> **Petunjuk a**
Ubah baris-baris entri menjadi tabel Markdown, mulai dari baris pertama entri sampai dengan baris yang memuat "layer-9-type: (sigm.) [1965, 211, 2039, 235]", keduanya termasuk. Gunakan kolom Nomor untuk nomor urut dan Baris Entri untuk isi baris, lalu lewati baris yang kosong.

--

Oleh
: Dharma Setyawan
Aktivis Kesatuan Aksi Mahasiswa Muslim Indonesia
(KAMMI)
Legitimasi menurut Wikipedia adalah kualitas hukum yang berbasis pada penerimaan putusan dalam peradilan, dapat pula diartikan seberapa jauh masyarakat mau menerima dan mengakui kewenangan, keputusan atau kebijakan
yang diambil oleh seorang pemimpin. Dalam konteks legitimasi, maka
hubungan antara pemimpin dan masyarakat yang dipimpin lebih ditentukan
adalah keputusan masyarakat untuk menerima atau menolak kebijakan yang
diambil oleh sang pemimpin. sedangkan Legitimasi tradisional mengenai seberapa jauh masyarakat mau menerima kewenangan, keputusan atau kebijaksaan yang diambil pemimpin dalam lingkup tradisional, seperti dalam kehidupan keraton
yang seluruh masyarakatnya terikat akan kewenagan yang dipegang oleh
pimpinan mereka dan juga karena hal tersebut dapat menimbulkan gejolak
dalam nurani mereka bahwa mereka adalah bawahan yang selalu menjadi alas
dari pemimpinnya.

--

> **Petunjuk b**
Lanjutkan bacaan tentang legitimasi kepemimpinan di atas, dimulai setelah kalimat terakhir yang ditampilkan.

--

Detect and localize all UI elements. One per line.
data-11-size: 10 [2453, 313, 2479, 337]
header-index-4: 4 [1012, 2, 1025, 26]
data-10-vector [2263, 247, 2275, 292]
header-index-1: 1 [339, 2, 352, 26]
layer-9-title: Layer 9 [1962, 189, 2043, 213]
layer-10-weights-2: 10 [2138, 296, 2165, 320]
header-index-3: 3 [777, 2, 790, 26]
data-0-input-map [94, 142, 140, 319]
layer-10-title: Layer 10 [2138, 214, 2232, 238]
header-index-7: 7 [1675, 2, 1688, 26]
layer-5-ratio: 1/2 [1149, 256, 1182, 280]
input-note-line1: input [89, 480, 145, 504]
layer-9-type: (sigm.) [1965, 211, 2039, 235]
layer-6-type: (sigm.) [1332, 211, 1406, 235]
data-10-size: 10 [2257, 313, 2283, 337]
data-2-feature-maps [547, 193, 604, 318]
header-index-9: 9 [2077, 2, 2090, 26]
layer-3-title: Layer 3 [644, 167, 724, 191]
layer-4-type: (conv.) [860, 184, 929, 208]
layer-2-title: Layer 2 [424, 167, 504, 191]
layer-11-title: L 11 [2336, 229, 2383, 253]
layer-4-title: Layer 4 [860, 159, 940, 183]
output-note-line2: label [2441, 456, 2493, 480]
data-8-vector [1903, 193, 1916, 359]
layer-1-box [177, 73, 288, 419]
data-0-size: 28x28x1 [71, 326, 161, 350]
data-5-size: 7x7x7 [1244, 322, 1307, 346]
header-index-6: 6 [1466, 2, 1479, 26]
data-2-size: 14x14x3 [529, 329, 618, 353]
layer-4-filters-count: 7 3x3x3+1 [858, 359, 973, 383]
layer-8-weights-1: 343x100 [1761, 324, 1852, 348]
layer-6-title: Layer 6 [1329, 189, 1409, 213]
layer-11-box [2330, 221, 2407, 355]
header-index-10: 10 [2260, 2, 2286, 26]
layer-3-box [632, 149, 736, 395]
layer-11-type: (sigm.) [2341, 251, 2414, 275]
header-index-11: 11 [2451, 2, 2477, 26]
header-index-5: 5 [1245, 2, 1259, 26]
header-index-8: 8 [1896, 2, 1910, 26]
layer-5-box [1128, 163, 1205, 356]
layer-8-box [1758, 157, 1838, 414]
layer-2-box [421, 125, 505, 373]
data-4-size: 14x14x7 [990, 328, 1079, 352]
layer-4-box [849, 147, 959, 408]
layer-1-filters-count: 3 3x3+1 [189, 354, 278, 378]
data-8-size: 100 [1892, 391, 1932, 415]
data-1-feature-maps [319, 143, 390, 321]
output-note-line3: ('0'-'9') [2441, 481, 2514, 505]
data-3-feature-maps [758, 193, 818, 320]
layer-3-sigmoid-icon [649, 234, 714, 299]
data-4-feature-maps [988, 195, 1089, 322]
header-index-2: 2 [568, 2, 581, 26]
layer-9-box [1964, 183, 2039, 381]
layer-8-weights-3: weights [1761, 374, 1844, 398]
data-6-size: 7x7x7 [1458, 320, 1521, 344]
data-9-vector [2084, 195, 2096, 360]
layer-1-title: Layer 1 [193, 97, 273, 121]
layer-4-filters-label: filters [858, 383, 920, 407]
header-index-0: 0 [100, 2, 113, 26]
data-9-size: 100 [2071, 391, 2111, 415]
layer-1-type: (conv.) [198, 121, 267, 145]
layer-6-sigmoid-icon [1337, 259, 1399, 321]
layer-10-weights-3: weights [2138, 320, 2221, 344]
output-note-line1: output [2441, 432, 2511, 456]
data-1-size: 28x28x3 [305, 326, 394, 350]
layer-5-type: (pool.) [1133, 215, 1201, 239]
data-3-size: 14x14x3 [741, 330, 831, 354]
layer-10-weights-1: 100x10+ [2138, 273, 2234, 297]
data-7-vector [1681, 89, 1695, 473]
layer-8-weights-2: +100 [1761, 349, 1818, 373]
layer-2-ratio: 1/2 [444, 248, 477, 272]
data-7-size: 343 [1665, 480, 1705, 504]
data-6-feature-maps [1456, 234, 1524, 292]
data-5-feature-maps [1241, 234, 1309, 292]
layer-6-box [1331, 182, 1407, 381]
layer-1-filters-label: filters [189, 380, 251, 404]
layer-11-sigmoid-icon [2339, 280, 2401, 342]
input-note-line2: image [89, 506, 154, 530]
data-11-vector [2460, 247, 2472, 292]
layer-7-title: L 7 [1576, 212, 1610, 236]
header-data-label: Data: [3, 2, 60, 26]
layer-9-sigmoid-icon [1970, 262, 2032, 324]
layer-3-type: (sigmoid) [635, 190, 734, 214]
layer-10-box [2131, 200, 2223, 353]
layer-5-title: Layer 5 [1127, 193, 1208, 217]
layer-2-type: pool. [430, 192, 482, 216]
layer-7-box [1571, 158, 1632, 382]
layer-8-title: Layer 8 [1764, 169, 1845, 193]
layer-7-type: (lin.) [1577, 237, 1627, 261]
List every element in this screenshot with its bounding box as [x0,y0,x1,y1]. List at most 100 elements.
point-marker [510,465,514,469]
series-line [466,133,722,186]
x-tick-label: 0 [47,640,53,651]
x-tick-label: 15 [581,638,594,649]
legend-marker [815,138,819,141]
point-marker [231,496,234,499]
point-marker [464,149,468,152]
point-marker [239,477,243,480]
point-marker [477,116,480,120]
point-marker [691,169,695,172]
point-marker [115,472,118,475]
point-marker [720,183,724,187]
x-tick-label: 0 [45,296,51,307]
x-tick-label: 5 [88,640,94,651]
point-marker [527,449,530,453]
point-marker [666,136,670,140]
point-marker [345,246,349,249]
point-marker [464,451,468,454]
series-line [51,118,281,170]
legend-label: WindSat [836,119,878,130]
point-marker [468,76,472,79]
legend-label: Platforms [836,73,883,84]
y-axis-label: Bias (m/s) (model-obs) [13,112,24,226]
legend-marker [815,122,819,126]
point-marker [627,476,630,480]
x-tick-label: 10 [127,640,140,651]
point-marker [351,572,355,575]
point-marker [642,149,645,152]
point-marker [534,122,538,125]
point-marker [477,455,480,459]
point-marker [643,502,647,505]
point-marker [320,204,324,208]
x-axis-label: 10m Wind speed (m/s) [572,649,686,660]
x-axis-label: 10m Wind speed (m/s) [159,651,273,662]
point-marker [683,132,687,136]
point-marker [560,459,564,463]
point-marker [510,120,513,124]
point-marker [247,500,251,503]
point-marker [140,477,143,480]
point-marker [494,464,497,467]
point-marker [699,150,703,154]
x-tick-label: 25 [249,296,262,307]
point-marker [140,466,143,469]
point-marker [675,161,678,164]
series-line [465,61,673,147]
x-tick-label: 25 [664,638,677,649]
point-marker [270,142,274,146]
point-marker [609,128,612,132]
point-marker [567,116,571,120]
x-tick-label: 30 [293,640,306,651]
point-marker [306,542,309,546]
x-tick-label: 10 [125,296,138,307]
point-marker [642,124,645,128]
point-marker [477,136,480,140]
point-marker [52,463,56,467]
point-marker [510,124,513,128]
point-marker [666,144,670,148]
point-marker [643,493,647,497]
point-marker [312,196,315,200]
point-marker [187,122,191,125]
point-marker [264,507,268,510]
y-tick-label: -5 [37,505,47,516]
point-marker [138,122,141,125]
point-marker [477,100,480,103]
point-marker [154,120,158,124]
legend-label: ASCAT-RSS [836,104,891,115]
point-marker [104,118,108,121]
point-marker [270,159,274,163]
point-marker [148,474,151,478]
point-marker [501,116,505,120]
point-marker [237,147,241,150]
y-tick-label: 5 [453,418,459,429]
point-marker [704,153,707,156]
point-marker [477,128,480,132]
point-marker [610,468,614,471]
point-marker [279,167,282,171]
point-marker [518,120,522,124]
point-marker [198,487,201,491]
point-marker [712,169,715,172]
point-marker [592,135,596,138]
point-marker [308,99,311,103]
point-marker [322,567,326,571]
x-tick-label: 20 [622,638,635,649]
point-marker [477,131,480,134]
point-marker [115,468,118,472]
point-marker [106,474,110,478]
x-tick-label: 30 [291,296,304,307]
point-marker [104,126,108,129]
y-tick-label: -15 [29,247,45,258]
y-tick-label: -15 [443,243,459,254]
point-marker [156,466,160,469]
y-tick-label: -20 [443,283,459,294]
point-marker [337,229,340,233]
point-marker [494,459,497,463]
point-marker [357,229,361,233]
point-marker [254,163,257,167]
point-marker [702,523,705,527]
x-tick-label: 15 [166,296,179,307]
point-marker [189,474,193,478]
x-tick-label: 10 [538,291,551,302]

--

> **Hasil Latihan a**
| Nomor | Baris Entri |
|---|---|
| 1 | Detect and localize all UI elements. One per line. |
| 2 | data-11-size: 10 [2453, 313, 2479, 337] |
| 3 | header-index-4: 4 [1012, 2, 1025, 26] |
| 4 | data-10-vector [2263, 247, 2275, 292] |
| 5 | header-index-1: 1 [339, 2, 352, 26] |
| 6 | layer-9-title: Layer 9 [1962, 189, 2043, 213] |
| 7 | layer-10-weights-2: 10 [2138, 296, 2165, 320] |
| 8 | header-index-3: 3 [777, 2, 790, 26] |
| 9 | data-0-input-map [94, 142, 140, 319] |
| 10 | layer-10-title: Layer 10 [2138, 214, 2232, 238] |
| 11 | header-index-7: 7 [1675, 2, 1688, 26] |
| 12 | layer-5-ratio: 1/2 [1149, 256, 1182, 280] |
| 13 | input-note-line1: input [89, 480, 145, 504] |
| 14 | layer-9-type: (sigm.) [1965, 211, 2039, 235] |

> **Hasil Latihan b**
Wilayah kekuasaan semestinya adalah tempat
pijakan pasti dalam konsep perbaikan kenegaraan. Maka kekuasaan menjadi penting
untuk membentuk aturan-aturan dalam fungsinya memberi pelayanan kepada
masyarakat umum. Kekuasaan yang didukung oleh kelompok mayoritas tentu akan
lebih signifikan dan terlegetimasi dalam menjalankan kekuasaan. Sebaliknya
kekuasaan yang tidak mendapat dukungan mayoritas kekuasaan akan mengalami
hambatan dalam menjalankan kekuasaan. Kemudian muncullah gagasan-gagasan
kekuasaan sebagai alasan nyata dalam mempertahankan kekuasaan baik itu secara
individu atau kelompok, sehingga menjawab pertanyaan kenapa seseorang layak
untuk diberi kekuasaan oleh rakyat.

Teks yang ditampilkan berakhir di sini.